▸ **SHORT PROBLEM**: Transcribe the material verbatim in full; the pictures do not belong in the copy.

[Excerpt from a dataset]
------------------------------
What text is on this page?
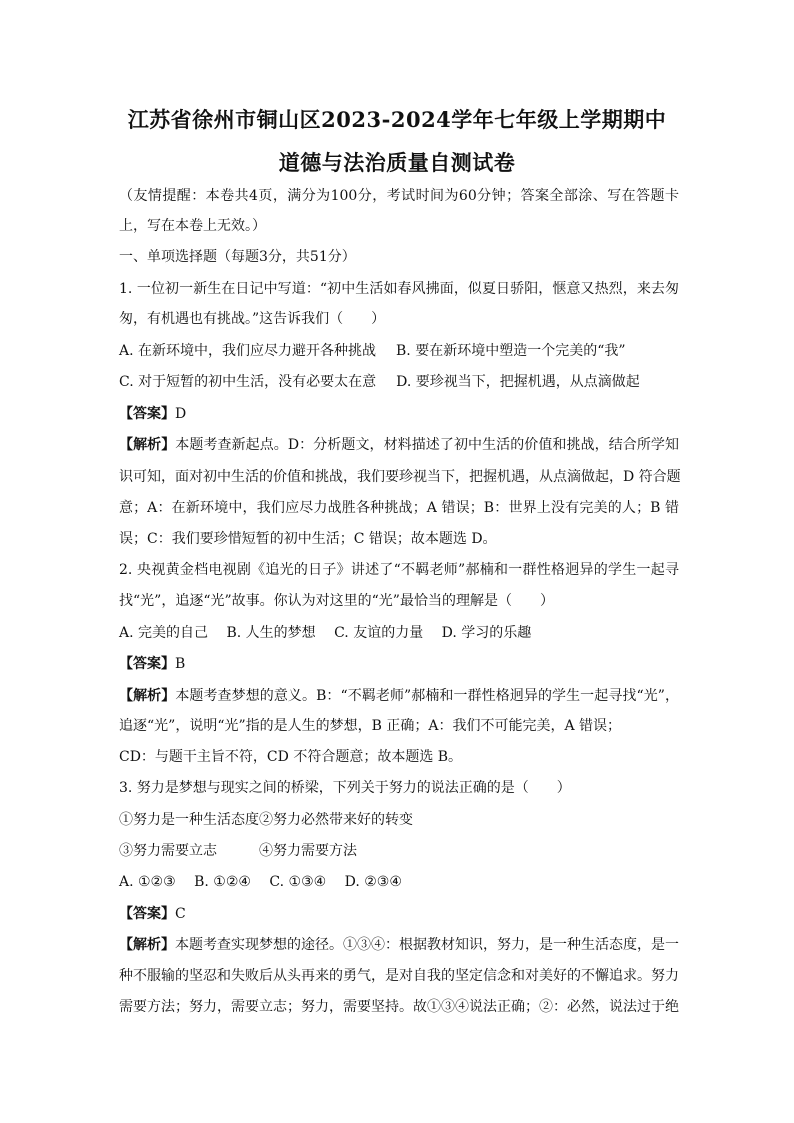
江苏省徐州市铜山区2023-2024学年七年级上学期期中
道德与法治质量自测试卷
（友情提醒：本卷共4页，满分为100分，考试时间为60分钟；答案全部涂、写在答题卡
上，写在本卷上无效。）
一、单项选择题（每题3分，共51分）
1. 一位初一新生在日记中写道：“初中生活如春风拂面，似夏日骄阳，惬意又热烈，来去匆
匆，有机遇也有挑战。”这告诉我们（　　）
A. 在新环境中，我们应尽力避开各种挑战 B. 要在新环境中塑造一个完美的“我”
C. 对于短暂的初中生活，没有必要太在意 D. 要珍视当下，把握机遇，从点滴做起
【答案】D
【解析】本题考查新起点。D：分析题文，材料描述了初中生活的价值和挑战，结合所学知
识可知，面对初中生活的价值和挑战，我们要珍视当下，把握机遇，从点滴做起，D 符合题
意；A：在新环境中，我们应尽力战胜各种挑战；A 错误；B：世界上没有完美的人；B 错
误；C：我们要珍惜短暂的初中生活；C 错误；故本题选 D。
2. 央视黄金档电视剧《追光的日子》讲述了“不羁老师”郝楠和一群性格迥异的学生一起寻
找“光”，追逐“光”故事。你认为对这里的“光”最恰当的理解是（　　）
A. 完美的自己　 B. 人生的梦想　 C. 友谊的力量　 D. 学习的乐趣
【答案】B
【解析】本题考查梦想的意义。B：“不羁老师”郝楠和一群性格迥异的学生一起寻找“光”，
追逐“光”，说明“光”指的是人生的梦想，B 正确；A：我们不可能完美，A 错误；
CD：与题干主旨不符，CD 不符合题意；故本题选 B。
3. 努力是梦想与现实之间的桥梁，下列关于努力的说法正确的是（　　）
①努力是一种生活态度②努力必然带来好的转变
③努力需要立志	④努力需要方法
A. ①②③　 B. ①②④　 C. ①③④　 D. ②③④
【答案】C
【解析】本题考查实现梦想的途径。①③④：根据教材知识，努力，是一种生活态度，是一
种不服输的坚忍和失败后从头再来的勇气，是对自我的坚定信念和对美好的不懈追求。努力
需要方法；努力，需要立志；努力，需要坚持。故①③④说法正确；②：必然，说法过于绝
------------------------------
▸ **THE RESULT**:
What text is on this page?
江苏省徐州市铜山区2023-2024学年七年级上学期期中
道德与法治质量自测试卷
（友情提醒：本卷共4页，满分为100分，考试时间为60分钟；答案全部涂、写在答题卡
上，写在本卷上无效。）
一、单项选择题（每题3分，共51分）
1. 一位初一新生在日记中写道：“初中生活如春风拂面，似夏日骄阳，惬意又热烈，来去匆
匆，有机遇也有挑战。”这告诉我们（　　）
A. 在新环境中，我们应尽力避开各种挑战 B. 要在新环境中塑造一个完美的“我”
C. 对于短暂的初中生活，没有必要太在意 D. 要珍视当下，把握机遇，从点滴做起
【答案】D
【解析】本题考查新起点。D：分析题文，材料描述了初中生活的价值和挑战，结合所学知
识可知，面对初中生活的价值和挑战，我们要珍视当下，把握机遇，从点滴做起，D 符合题
意；A：在新环境中，我们应尽力战胜各种挑战；A 错误；B：世界上没有完美的人；B 错
误；C：我们要珍惜短暂的初中生活；C 错误；故本题选 D。
2. 央视黄金档电视剧《追光的日子》讲述了“不羁老师”郝楠和一群性格迥异的学生一起寻
找“光”，追逐“光”故事。你认为对这里的“光”最恰当的理解是（　　）
A. 完美的自己　 B. 人生的梦想　 C. 友谊的力量　 D. 学习的乐趣
【答案】B
【解析】本题考查梦想的意义。B：“不羁老师”郝楠和一群性格迥异的学生一起寻找“光”，
追逐“光”，说明“光”指的是人生的梦想，B 正确；A：我们不可能完美，A 错误；
CD：与题干主旨不符，CD 不符合题意；故本题选 B。
3. 努力是梦想与现实之间的桥梁，下列关于努力的说法正确的是（　　）
①努力是一种生活态度②努力必然带来好的转变
③努力需要立志	④努力需要方法
A. ①②③　 B. ①②④　 C. ①③④　 D. ②③④
【答案】C
【解析】本题考查实现梦想的途径。①③④：根据教材知识，努力，是一种生活态度，是一
种不服输的坚忍和失败后从头再来的勇气，是对自我的坚定信念和对美好的不懈追求。努力
需要方法；努力，需要立志；努力，需要坚持。故①③④说法正确；②：必然，说法过于绝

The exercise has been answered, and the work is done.